Recorded data
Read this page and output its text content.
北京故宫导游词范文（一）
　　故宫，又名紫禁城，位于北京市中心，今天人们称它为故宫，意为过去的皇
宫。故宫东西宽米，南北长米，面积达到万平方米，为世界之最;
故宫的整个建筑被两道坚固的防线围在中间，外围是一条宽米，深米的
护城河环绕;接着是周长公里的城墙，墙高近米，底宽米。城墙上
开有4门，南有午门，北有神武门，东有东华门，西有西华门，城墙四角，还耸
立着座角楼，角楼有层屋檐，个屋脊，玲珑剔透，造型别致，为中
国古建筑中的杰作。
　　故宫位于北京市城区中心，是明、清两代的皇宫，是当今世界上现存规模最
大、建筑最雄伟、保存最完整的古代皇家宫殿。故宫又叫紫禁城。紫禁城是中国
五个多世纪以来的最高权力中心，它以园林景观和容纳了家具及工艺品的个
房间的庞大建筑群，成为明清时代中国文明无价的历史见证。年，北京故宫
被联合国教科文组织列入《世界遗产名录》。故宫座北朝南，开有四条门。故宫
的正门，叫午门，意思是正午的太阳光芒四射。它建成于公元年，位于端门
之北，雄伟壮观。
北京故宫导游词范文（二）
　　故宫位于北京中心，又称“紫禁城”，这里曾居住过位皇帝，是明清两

— EXERCISE DETAILS —
Would you reproduce the material above in full, exactly as given?

— WRITTEN RESPONSE —
Read this page and output its text content.
北京故宫导游词范文（一）
　　故宫，又名紫禁城，位于北京市中心，今天人们称它为故宫，意为过去的皇
宫。故宫东西宽米，南北长米，面积达到万平方米，为世界之最;
故宫的整个建筑被两道坚固的防线围在中间，外围是一条宽米，深米的
护城河环绕;接着是周长公里的城墙，墙高近米，底宽米。城墙上
开有4门，南有午门，北有神武门，东有东华门，西有西华门，城墙四角，还耸
立着座角楼，角楼有层屋檐，个屋脊，玲珑剔透，造型别致，为中
国古建筑中的杰作。
　　故宫位于北京市城区中心，是明、清两代的皇宫，是当今世界上现存规模最
大、建筑最雄伟、保存最完整的古代皇家宫殿。故宫又叫紫禁城。紫禁城是中国
五个多世纪以来的最高权力中心，它以园林景观和容纳了家具及工艺品的个
房间的庞大建筑群，成为明清时代中国文明无价的历史见证。年，北京故宫
被联合国教科文组织列入《世界遗产名录》。故宫座北朝南，开有四条门。故宫
的正门，叫午门，意思是正午的太阳光芒四射。它建成于公元年，位于端门
之北，雄伟壮观。
北京故宫导游词范文（二）
　　故宫位于北京中心，又称“紫禁城”，这里曾居住过位皇帝，是明清两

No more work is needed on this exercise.